start SUPPLIED INFORMATION
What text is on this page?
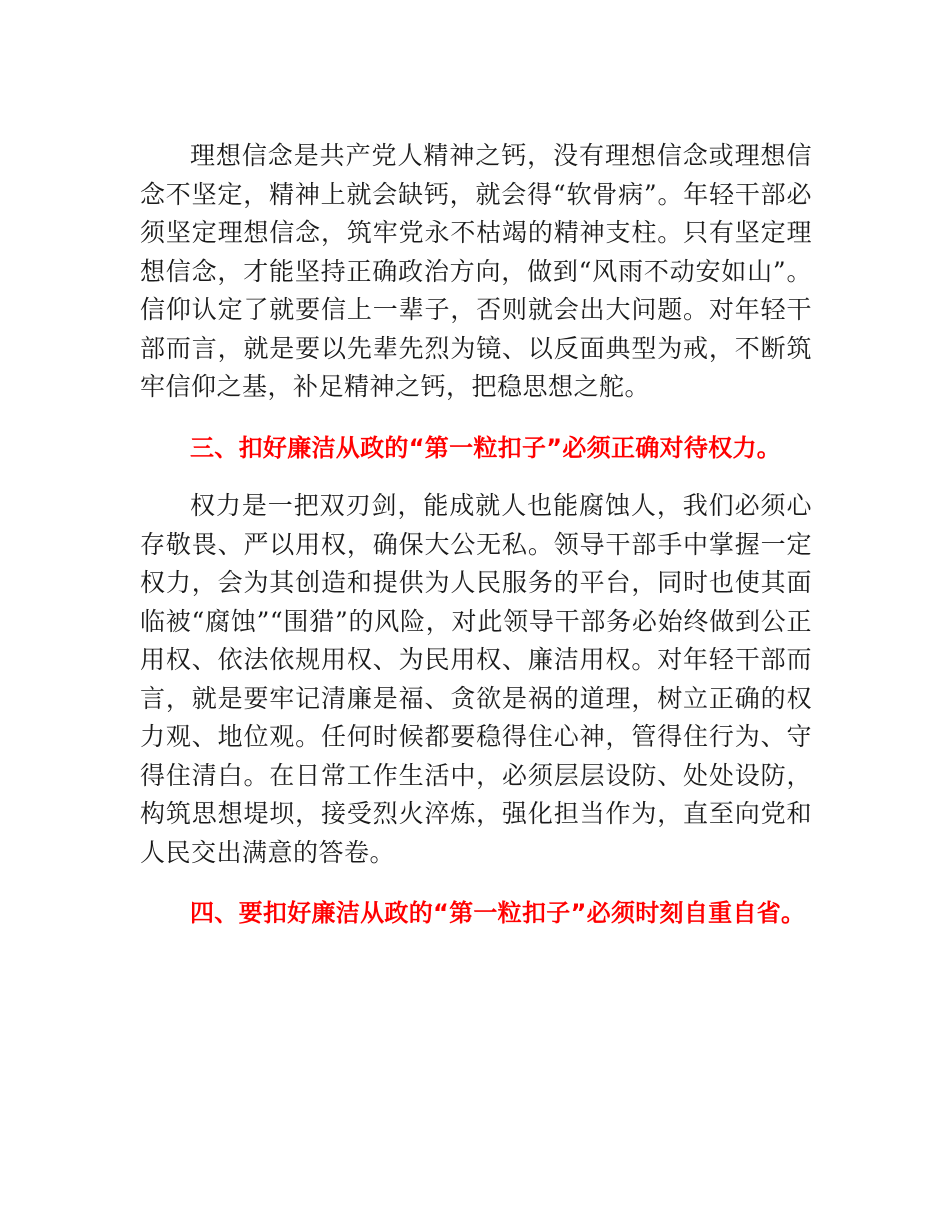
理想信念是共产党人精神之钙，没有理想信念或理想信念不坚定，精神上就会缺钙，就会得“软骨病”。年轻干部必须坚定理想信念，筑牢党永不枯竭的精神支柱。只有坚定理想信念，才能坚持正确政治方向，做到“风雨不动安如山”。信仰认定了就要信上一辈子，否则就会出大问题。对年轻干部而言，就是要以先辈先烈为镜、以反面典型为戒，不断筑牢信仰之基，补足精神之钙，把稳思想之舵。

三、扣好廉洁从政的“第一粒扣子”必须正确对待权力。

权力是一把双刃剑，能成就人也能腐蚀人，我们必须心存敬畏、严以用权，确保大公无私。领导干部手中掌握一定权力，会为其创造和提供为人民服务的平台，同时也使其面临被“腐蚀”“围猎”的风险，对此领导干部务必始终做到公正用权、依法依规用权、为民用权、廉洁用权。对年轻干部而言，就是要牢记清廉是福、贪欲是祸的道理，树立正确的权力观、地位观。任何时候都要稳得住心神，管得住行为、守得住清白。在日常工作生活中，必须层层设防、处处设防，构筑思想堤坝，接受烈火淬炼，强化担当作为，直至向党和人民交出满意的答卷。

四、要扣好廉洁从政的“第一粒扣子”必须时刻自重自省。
end SUPPLIED INFORMATION
PROBLEM DESCRIPTION:
Find every line that has "对年轻干部而言" in it, then return those lines.

EXERCISE OUTPUT:
理想信念是共产党人精神之钙，没有理想信念或理想信念不坚定，精神上就会缺钙，就会得“软骨病”。年轻干部必须坚定理想信念，筑牢党永不枯竭的精神支柱。只有坚定理想信念，才能坚持正确政治方向，做到“风雨不动安如山”。信仰认定了就要信上一辈子，否则就会出大问题。对年轻干部而言，就是要以先辈先烈为镜、以反面典型为戒，不断筑牢信仰之基，补足精神之钙，把稳思想之舵。
权力是一把双刃剑，能成就人也能腐蚀人，我们必须心存敬畏、严以用权，确保大公无私。领导干部手中掌握一定权力，会为其创造和提供为人民服务的平台，同时也使其面临被“腐蚀”“围猎”的风险，对此领导干部务必始终做到公正用权、依法依规用权、为民用权、廉洁用权。对年轻干部而言，就是要牢记清廉是福、贪欲是祸的道理，树立正确的权力观、地位观。任何时候都要稳得住心神，管得住行为、守得住清白。在日常工作生活中，必须层层设防、处处设防，构筑思想堤坝，接受烈火淬炼，强化担当作为，直至向党和人民交出满意的答卷。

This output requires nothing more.